Among the entries, which lines carry the string "선정하며"? Copy each of them.

— Data —
··········

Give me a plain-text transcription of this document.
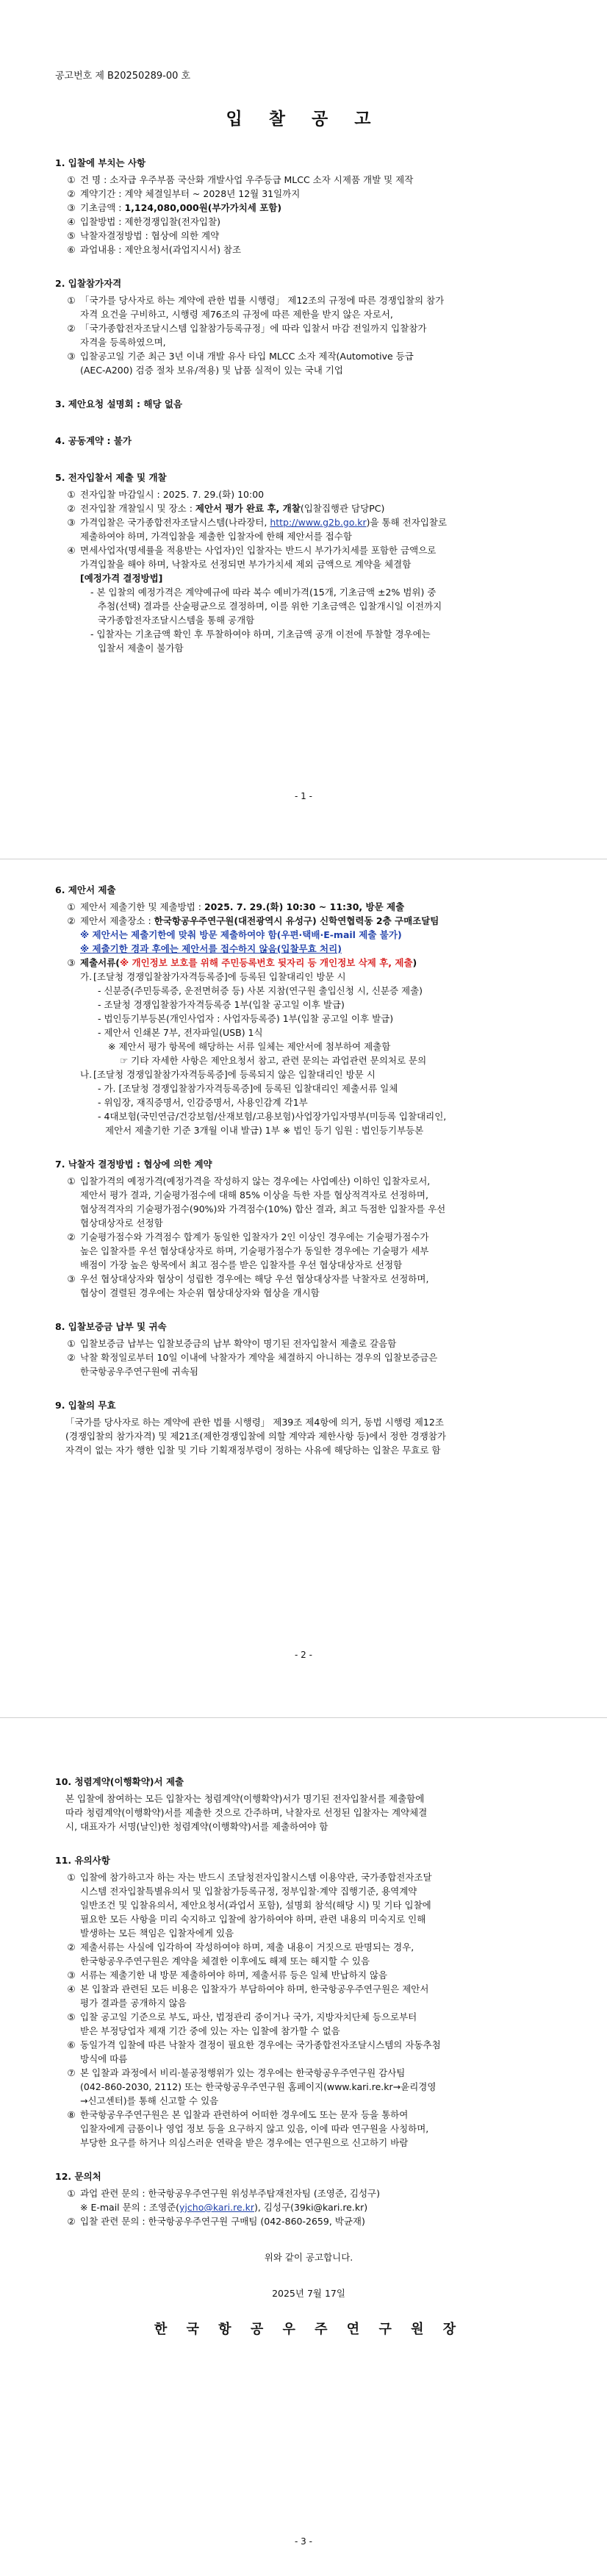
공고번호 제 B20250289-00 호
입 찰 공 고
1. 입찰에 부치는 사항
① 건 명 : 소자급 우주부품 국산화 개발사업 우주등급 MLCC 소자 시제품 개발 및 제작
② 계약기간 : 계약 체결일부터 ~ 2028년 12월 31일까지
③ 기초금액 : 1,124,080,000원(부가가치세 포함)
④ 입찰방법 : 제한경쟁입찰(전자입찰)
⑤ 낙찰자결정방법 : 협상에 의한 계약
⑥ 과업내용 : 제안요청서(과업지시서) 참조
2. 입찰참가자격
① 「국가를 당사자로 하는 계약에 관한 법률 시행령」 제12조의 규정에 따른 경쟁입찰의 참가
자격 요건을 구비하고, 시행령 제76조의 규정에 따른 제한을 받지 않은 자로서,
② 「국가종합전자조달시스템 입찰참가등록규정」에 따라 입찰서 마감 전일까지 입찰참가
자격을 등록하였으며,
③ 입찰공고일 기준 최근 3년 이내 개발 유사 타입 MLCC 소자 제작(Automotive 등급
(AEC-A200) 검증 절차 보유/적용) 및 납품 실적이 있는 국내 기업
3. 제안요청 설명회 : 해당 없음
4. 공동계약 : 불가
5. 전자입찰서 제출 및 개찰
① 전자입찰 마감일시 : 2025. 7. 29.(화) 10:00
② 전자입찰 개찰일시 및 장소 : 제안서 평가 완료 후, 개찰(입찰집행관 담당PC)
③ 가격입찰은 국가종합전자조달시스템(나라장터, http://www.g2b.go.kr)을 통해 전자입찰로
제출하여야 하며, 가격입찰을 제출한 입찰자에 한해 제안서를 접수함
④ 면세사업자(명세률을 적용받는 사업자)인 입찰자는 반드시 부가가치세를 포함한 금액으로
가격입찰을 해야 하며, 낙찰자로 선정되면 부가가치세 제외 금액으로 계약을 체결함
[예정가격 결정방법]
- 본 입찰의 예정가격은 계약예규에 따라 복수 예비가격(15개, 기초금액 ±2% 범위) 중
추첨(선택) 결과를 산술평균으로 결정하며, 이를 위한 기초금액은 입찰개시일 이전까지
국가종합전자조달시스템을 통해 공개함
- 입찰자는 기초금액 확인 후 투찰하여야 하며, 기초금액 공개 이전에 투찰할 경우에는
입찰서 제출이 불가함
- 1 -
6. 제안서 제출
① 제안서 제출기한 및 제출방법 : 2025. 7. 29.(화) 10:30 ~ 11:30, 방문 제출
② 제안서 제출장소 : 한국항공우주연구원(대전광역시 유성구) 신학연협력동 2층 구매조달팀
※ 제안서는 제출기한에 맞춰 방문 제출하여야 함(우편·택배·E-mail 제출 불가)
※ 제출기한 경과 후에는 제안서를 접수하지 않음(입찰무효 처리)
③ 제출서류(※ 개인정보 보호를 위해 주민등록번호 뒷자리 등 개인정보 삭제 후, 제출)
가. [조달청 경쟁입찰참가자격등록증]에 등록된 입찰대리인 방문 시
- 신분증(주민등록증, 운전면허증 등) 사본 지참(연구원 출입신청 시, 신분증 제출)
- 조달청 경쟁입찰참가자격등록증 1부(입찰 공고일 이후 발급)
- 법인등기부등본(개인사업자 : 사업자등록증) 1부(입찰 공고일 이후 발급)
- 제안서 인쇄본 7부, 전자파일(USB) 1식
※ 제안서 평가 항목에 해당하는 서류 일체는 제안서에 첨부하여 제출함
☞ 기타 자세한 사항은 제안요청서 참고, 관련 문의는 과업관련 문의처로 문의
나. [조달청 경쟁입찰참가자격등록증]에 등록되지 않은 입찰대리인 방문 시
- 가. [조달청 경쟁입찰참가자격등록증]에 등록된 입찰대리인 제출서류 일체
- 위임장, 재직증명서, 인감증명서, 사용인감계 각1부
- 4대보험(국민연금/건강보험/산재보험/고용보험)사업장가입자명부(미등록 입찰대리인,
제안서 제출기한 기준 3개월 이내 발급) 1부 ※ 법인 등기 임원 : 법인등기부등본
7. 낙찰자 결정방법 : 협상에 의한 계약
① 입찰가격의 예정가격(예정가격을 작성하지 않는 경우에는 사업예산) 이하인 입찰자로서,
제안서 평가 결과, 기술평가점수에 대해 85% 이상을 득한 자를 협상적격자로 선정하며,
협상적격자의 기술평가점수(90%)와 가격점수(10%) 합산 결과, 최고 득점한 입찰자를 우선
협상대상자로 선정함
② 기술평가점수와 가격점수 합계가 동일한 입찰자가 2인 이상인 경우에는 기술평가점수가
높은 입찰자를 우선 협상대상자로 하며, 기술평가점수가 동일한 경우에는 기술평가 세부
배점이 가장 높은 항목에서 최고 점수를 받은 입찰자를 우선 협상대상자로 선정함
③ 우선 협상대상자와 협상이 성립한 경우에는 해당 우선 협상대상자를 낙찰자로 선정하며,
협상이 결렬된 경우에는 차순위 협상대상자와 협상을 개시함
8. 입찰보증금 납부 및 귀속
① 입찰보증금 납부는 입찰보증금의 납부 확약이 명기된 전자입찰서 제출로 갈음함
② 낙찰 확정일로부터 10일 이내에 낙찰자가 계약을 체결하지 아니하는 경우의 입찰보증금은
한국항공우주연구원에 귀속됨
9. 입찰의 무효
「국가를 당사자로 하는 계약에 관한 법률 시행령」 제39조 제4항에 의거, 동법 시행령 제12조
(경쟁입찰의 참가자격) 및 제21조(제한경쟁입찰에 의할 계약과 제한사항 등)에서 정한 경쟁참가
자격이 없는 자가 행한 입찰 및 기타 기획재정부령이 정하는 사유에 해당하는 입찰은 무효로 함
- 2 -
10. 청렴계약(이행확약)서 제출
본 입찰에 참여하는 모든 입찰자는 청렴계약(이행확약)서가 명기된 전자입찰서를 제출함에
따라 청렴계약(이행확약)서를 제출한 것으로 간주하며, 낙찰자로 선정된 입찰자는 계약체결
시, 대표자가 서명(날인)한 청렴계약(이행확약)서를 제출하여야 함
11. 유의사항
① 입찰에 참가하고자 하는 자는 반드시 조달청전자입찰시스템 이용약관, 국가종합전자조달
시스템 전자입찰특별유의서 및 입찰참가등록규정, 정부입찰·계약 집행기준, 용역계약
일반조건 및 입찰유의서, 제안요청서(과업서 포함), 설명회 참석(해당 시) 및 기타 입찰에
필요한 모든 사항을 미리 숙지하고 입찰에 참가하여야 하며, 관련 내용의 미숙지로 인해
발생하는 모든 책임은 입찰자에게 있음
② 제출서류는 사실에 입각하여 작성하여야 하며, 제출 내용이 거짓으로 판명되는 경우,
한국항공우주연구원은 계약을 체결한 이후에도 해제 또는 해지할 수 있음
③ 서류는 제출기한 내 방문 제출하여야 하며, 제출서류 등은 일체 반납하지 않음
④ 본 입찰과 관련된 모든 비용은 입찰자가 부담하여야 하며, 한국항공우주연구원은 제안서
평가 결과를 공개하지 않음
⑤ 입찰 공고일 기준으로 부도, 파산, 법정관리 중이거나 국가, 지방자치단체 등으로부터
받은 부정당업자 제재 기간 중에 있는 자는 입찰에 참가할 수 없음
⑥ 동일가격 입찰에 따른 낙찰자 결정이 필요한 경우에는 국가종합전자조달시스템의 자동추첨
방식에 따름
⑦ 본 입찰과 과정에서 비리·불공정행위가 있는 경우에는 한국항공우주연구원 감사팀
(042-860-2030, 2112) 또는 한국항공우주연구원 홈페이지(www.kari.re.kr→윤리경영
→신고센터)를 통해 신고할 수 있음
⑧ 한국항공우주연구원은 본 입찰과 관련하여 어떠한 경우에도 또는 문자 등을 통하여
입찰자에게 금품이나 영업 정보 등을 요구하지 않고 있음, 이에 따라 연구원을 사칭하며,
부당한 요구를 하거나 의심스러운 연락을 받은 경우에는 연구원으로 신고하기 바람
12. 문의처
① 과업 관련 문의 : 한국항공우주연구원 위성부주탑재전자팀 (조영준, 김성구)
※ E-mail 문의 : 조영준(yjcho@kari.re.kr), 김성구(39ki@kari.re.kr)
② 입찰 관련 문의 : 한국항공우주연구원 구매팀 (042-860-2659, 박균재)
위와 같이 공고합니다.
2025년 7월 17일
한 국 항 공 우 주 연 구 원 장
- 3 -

··········

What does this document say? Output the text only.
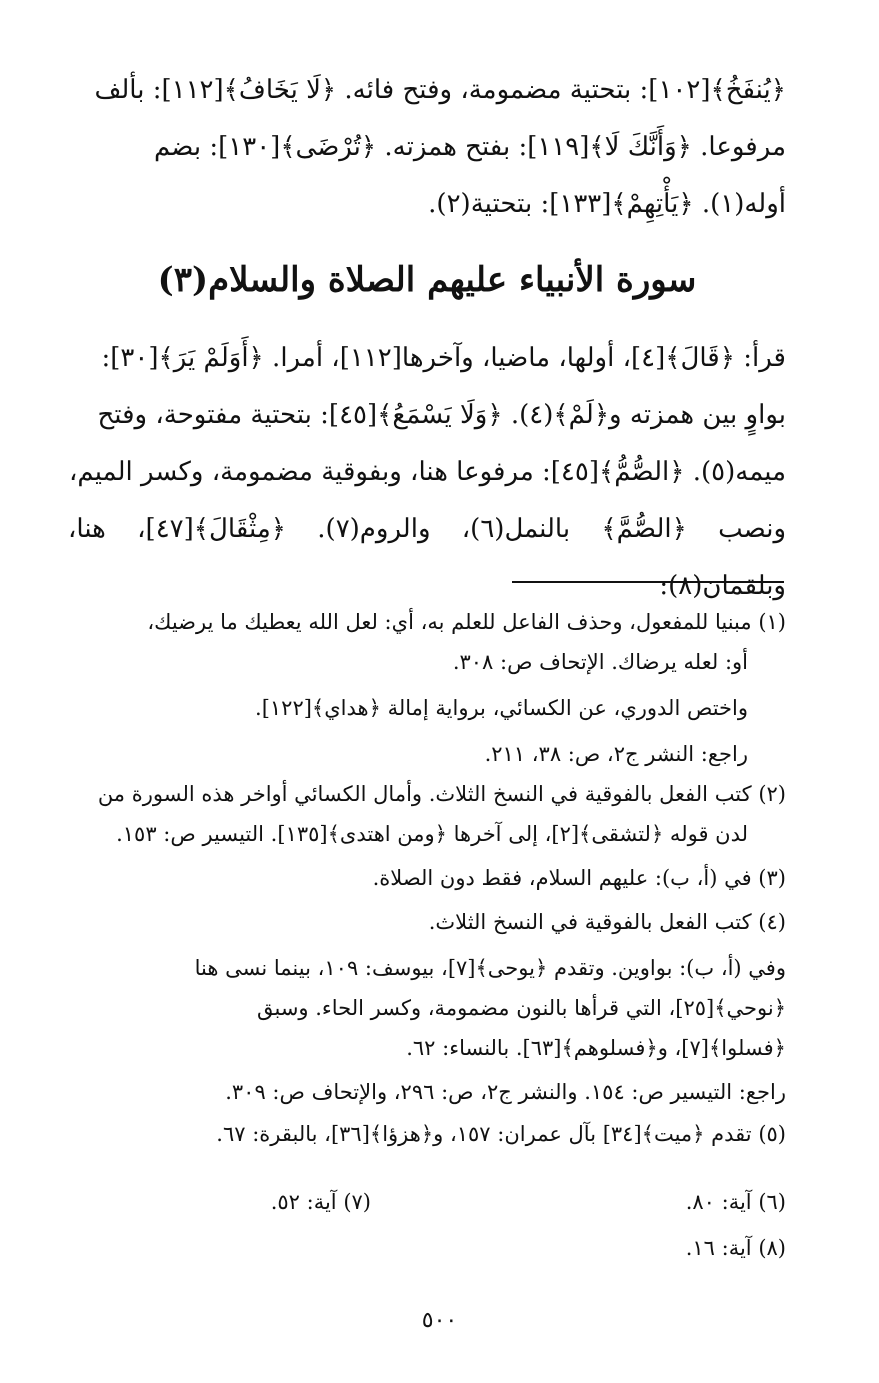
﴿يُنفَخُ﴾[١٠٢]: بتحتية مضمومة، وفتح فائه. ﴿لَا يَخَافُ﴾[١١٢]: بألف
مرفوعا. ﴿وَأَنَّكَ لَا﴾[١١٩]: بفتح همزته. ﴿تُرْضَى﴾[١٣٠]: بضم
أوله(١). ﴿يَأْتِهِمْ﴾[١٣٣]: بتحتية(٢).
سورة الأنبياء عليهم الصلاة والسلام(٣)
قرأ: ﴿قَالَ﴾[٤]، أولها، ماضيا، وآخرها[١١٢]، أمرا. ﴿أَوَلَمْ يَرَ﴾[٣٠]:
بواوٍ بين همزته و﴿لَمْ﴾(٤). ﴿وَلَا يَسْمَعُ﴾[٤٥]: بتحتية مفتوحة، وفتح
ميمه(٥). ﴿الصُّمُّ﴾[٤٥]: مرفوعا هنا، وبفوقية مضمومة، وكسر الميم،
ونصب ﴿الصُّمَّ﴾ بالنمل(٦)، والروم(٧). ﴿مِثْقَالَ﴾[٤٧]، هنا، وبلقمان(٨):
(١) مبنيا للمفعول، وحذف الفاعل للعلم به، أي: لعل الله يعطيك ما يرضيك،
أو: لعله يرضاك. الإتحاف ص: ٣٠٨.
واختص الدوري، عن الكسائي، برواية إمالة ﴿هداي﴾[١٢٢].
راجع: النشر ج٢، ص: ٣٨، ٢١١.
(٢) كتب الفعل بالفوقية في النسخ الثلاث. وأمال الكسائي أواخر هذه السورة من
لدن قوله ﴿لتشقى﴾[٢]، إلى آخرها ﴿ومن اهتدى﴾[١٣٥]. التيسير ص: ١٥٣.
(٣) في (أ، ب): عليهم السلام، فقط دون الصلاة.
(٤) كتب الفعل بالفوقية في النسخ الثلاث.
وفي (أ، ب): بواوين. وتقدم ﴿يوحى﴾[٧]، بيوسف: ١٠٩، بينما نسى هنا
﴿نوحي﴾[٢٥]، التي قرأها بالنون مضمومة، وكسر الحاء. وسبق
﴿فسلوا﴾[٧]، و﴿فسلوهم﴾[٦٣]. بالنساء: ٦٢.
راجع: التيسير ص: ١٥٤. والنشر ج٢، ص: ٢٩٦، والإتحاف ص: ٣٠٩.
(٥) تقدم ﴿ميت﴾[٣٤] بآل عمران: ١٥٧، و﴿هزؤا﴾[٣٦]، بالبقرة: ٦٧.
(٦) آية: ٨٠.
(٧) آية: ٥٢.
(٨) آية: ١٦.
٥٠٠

··········

— Worked answer —
제안서 평가 결과, 기술평가점수에 대해 85% 이상을 득한 자를 협상적격자로 선정하며,
③ 우선 협상대상자와 협상이 성립한 경우에는 해당 우선 협상대상자를 낙찰자로 선정하며,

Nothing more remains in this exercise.